▶ **Instructions for the task**:
Could you copy out every line of the data where the word "LABORAL" occurs?

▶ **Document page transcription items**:
------------------------
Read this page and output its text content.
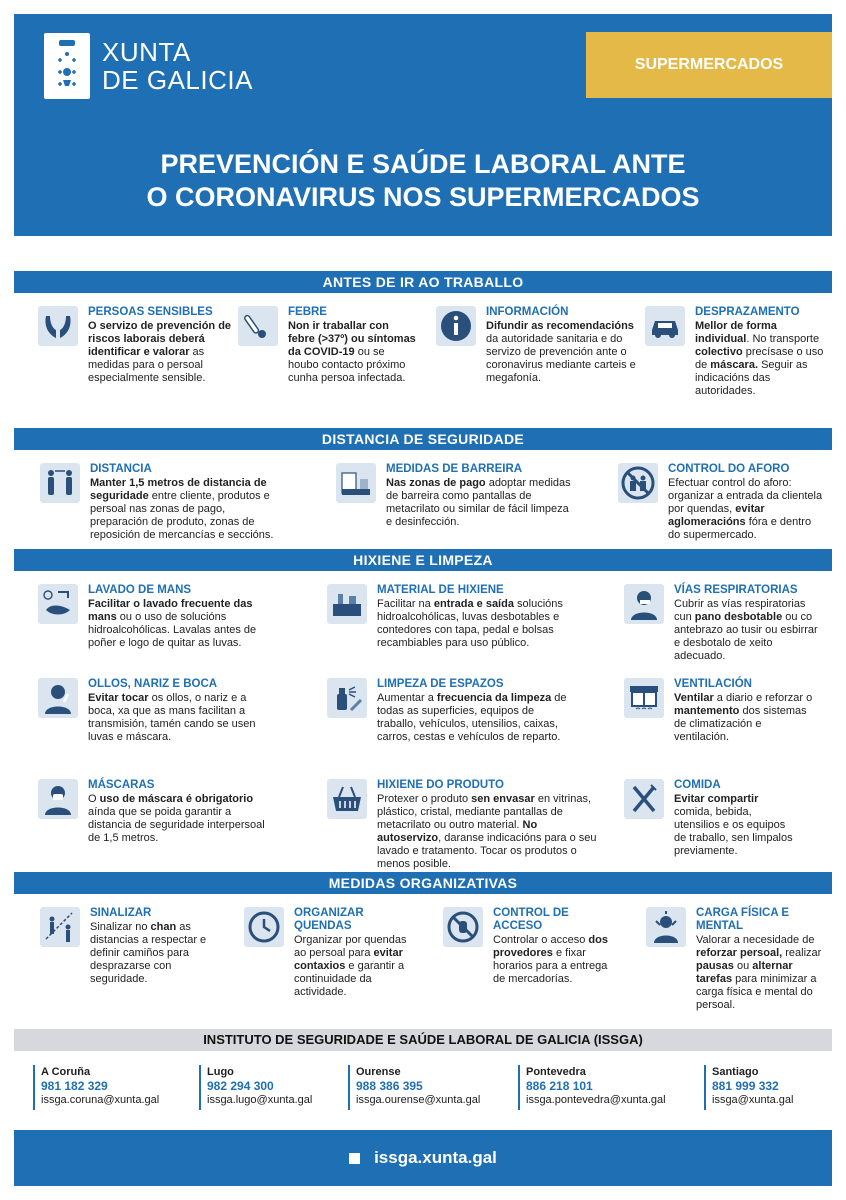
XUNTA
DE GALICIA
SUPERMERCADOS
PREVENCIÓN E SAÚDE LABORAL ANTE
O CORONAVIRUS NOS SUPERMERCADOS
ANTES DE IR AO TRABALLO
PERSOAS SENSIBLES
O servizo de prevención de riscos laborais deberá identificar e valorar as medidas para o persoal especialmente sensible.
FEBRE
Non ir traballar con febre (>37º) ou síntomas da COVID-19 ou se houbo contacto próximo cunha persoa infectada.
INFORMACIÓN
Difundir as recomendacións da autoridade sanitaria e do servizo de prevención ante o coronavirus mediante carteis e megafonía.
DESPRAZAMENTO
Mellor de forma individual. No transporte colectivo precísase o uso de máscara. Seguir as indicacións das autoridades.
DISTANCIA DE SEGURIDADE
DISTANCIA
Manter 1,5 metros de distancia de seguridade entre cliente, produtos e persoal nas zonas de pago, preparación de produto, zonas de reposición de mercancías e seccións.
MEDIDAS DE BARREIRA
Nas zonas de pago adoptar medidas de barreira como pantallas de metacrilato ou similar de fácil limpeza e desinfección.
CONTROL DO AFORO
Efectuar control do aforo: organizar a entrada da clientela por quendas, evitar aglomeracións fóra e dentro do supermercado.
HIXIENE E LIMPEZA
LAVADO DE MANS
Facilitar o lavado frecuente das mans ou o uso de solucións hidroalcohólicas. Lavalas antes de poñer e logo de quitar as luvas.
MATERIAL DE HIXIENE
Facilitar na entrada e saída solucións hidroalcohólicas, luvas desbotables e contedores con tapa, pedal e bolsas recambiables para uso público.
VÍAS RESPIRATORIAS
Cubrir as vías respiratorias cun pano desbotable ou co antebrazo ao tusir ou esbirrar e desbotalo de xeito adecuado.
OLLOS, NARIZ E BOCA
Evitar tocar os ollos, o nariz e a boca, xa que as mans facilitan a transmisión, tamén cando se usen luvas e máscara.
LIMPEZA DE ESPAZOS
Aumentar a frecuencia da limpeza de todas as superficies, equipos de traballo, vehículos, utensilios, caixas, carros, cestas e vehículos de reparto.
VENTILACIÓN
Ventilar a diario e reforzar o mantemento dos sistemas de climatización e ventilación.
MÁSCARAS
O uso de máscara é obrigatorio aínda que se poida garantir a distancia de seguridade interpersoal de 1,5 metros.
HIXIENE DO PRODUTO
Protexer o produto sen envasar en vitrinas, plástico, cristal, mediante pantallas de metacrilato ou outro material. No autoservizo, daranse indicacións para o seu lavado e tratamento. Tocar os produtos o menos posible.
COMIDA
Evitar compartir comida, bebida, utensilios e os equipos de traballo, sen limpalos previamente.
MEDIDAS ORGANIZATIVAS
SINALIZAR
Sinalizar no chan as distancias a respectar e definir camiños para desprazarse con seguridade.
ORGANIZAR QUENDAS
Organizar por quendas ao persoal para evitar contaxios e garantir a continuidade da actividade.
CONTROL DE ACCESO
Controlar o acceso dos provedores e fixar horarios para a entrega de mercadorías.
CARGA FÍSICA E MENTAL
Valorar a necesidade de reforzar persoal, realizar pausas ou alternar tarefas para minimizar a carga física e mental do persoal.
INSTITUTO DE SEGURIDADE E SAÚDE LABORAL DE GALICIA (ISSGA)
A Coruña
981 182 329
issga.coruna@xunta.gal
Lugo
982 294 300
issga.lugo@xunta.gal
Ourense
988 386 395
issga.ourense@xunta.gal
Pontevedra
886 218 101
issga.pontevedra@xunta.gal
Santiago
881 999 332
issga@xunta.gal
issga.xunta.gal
------------------------
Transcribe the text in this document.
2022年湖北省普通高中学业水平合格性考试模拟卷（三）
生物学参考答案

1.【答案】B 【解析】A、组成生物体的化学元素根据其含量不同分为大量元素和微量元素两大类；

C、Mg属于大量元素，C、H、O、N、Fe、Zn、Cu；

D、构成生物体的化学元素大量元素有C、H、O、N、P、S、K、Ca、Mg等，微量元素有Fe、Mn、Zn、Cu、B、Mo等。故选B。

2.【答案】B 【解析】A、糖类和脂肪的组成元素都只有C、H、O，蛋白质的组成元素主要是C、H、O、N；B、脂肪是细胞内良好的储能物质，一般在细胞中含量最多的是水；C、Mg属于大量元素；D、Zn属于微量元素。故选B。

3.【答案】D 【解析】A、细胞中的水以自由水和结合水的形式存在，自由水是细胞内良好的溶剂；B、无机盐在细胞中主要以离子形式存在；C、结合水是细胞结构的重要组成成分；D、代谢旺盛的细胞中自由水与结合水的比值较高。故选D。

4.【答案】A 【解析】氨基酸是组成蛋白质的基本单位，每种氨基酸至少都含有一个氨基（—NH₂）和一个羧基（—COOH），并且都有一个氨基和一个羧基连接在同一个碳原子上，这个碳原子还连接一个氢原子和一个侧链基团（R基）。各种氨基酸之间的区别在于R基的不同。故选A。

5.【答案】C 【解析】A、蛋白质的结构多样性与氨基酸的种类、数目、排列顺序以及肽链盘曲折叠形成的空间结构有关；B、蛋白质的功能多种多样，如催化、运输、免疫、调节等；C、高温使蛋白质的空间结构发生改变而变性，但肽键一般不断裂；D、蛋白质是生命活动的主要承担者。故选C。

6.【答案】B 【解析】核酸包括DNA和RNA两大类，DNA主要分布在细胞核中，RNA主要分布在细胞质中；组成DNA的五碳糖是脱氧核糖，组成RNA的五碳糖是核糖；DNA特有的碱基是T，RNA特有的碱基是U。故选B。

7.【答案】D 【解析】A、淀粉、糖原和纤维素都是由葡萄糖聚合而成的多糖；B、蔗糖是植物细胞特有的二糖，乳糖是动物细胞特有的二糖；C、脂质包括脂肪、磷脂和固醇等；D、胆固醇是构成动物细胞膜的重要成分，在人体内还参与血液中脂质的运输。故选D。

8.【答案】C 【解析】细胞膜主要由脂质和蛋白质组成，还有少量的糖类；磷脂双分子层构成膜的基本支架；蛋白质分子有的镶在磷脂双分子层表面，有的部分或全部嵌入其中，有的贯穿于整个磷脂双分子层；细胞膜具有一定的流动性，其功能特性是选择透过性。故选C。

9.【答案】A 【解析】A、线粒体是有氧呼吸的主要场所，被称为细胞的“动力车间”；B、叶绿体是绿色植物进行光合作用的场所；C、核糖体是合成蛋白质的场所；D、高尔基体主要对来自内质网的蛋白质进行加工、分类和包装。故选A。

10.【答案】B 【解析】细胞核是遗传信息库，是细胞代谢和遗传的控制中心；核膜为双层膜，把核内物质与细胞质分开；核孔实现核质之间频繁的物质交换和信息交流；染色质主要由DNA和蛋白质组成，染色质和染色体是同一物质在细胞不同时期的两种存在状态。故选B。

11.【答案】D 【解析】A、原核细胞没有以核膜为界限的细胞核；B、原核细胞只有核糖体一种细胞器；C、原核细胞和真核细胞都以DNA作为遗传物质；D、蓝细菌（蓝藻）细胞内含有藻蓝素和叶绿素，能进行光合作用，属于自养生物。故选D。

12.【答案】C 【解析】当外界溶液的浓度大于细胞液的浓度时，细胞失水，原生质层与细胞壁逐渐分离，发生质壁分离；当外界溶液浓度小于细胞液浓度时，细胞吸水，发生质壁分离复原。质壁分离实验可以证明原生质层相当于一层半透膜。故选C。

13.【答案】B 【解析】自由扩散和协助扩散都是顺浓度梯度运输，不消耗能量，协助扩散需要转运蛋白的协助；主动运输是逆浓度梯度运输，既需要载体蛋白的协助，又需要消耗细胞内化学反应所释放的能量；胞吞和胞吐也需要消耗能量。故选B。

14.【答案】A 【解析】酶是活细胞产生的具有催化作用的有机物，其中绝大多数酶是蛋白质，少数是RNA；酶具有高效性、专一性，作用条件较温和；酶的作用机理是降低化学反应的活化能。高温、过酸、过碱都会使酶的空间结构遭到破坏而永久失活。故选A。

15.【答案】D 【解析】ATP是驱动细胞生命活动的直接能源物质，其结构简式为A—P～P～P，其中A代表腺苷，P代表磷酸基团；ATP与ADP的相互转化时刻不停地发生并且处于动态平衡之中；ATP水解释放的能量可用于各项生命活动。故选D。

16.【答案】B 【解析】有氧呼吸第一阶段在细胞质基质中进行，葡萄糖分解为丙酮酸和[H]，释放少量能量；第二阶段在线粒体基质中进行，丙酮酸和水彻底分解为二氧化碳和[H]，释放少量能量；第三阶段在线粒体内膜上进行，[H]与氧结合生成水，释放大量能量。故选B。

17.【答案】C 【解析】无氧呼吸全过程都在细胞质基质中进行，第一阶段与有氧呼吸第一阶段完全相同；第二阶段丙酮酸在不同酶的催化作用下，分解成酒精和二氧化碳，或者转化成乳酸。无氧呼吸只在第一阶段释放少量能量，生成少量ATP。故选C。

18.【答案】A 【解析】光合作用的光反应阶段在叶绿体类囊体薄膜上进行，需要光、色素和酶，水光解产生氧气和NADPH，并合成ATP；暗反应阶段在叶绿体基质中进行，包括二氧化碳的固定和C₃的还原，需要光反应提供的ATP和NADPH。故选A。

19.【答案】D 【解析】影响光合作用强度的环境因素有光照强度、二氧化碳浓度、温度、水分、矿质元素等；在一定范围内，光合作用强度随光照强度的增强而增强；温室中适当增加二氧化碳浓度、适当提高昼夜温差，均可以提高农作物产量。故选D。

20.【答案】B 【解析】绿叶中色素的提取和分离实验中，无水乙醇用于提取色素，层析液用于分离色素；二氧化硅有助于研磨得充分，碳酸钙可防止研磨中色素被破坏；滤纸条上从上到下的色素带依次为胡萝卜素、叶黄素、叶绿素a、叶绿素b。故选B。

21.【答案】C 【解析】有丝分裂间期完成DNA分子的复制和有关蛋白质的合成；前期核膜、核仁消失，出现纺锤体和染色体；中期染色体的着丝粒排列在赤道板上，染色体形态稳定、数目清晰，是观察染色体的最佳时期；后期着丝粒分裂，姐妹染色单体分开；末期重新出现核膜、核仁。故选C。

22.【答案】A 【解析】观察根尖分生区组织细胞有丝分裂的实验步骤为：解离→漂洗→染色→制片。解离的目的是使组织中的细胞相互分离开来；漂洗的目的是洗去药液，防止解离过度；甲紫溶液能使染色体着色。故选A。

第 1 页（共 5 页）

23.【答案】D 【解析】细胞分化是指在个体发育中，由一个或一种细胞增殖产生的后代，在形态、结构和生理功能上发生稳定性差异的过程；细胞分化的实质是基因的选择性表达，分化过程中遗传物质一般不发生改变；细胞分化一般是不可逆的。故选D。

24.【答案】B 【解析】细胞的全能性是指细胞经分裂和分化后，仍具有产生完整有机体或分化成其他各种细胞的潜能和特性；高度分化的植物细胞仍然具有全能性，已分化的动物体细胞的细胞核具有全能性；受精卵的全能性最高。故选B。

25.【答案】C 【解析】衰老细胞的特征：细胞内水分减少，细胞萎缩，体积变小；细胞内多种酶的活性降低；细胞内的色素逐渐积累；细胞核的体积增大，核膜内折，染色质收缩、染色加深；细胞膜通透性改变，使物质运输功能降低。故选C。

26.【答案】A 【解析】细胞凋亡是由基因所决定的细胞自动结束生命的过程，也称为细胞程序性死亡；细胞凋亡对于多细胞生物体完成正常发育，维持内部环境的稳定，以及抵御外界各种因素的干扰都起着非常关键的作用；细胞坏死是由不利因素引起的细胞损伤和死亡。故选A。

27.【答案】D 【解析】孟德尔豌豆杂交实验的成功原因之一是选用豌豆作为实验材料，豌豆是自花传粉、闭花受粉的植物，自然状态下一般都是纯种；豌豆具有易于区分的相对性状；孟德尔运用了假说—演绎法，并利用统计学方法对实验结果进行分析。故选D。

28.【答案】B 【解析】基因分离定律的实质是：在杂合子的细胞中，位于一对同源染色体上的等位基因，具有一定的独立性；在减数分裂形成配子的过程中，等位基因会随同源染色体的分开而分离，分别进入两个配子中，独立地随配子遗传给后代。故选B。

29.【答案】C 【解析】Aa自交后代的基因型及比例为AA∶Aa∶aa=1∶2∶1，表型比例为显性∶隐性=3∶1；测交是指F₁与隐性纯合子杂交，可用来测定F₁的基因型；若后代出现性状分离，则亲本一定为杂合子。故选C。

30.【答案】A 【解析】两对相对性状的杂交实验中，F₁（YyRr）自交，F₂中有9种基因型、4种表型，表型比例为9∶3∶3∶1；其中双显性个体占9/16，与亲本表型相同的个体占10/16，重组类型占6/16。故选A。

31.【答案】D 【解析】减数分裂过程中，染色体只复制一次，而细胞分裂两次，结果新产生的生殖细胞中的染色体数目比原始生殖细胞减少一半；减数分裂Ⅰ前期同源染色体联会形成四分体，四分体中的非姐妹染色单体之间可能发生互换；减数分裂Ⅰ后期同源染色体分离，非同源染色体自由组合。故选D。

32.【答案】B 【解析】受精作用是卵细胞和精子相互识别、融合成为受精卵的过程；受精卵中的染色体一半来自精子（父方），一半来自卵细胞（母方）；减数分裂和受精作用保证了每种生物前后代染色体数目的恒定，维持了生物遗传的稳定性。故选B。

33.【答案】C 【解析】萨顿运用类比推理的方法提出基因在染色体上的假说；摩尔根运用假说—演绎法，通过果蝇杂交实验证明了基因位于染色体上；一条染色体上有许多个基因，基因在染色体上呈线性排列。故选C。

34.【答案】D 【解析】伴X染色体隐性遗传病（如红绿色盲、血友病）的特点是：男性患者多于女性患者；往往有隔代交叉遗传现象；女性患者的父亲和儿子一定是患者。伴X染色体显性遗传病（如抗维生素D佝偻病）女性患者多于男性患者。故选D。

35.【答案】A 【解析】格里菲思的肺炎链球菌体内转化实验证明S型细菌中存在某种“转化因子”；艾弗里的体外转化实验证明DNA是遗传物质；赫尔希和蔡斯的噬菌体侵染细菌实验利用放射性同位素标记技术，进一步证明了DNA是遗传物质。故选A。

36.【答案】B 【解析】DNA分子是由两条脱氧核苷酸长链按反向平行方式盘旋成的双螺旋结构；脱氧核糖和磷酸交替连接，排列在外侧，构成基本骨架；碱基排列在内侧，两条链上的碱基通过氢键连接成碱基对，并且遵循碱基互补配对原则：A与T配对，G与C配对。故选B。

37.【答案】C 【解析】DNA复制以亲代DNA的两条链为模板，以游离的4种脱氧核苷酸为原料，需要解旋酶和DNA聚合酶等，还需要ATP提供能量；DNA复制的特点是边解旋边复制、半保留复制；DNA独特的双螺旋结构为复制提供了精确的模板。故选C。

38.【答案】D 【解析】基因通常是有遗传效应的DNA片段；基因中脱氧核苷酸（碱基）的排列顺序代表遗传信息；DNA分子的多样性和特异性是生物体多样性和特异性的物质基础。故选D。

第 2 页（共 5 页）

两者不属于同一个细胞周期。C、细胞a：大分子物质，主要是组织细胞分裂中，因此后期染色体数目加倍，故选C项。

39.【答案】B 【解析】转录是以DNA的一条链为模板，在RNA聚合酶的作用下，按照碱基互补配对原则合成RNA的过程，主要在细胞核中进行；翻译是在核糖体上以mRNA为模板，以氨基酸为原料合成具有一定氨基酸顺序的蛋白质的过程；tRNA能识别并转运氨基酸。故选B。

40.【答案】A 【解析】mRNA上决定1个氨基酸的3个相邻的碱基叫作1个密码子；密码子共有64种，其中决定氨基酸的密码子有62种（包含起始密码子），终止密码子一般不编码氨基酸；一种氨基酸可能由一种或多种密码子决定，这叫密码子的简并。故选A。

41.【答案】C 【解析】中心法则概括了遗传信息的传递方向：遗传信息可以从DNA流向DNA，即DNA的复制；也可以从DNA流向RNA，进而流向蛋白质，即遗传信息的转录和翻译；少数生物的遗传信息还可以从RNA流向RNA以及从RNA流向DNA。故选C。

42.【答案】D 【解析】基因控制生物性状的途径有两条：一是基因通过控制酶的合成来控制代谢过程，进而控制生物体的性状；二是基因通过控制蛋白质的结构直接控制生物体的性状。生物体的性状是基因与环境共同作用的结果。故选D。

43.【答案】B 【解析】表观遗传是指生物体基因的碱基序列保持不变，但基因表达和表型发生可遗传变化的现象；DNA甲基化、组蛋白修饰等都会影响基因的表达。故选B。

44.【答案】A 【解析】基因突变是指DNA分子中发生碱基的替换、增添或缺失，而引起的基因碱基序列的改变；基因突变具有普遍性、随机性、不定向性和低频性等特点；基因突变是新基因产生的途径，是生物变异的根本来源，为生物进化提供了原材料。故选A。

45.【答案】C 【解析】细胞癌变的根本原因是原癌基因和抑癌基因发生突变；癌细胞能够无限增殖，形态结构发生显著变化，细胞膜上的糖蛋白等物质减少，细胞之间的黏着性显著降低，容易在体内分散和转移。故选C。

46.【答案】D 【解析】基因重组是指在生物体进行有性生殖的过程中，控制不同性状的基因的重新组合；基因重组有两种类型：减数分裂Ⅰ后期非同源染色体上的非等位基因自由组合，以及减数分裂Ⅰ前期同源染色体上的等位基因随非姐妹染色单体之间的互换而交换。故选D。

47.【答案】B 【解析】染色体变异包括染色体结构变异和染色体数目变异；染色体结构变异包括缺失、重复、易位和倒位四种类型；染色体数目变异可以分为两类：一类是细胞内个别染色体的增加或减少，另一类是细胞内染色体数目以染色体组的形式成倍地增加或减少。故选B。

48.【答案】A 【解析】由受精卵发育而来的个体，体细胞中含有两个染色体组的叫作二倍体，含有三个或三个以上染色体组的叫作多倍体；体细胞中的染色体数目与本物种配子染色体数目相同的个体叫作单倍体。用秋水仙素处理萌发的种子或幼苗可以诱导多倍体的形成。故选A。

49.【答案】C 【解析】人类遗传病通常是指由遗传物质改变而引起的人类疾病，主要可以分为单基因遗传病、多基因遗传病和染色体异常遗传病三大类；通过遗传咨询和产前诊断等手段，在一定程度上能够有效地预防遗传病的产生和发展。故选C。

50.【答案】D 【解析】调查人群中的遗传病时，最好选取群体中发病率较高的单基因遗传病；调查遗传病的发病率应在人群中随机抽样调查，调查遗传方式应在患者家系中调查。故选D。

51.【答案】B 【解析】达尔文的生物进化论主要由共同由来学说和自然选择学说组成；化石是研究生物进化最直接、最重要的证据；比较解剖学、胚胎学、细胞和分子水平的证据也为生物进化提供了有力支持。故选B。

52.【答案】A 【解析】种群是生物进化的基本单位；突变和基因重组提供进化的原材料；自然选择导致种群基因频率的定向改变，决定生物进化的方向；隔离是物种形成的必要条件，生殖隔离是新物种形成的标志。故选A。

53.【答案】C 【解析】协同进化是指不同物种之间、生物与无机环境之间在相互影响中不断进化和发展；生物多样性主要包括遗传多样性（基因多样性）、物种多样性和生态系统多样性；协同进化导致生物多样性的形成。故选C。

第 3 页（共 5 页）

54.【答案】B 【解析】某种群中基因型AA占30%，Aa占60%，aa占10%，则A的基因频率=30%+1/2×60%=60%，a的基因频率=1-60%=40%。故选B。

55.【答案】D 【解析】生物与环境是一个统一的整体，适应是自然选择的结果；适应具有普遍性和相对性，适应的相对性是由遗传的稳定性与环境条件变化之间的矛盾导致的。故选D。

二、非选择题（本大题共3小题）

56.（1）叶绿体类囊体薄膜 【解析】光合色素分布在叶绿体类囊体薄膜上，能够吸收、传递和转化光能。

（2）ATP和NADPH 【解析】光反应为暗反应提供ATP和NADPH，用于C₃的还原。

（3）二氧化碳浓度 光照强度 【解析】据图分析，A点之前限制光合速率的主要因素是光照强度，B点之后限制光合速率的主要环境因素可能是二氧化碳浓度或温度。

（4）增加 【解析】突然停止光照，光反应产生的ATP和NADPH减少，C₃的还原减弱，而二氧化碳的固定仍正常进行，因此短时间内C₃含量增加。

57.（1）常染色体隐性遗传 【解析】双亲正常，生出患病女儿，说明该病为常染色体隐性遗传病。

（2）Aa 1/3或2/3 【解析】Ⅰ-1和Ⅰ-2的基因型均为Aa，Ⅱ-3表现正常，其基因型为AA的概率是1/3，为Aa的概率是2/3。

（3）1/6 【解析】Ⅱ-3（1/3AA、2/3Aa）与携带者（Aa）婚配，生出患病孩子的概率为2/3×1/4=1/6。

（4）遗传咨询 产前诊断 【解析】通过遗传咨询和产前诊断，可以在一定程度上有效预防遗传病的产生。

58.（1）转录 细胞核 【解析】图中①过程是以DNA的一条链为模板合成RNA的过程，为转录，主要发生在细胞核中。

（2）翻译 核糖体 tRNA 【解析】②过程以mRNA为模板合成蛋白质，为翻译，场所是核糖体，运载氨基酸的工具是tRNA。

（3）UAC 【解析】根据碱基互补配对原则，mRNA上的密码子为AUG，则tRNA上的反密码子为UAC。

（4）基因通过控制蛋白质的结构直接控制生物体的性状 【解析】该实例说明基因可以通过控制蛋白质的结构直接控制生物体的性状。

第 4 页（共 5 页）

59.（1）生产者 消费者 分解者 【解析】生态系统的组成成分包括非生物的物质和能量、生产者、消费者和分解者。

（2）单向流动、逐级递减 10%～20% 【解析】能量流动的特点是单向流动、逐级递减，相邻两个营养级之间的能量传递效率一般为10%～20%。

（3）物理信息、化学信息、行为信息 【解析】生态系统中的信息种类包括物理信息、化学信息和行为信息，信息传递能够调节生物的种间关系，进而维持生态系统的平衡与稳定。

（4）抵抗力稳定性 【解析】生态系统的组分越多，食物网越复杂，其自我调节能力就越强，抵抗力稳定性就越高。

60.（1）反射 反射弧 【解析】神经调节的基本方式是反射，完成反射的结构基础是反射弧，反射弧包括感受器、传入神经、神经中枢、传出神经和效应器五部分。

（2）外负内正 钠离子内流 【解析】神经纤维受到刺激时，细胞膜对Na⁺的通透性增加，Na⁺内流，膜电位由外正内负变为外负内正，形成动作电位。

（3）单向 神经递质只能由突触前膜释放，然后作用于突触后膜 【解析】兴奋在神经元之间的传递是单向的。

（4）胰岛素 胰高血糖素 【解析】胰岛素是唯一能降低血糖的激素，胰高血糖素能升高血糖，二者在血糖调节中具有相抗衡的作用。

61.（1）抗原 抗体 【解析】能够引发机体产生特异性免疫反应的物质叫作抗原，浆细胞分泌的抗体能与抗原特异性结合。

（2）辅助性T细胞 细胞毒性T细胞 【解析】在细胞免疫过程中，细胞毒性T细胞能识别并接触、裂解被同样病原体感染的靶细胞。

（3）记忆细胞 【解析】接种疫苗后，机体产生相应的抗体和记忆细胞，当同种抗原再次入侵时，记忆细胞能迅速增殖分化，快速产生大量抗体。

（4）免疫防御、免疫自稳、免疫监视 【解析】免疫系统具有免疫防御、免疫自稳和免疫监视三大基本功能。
------------------------
▶ **Answer section**:
PREVENCIÓN E SAÚDE LABORAL ANTE
INSTITUTO DE SEGURIDADE E SAÚDE LABORAL DE GALICIA (ISSGA)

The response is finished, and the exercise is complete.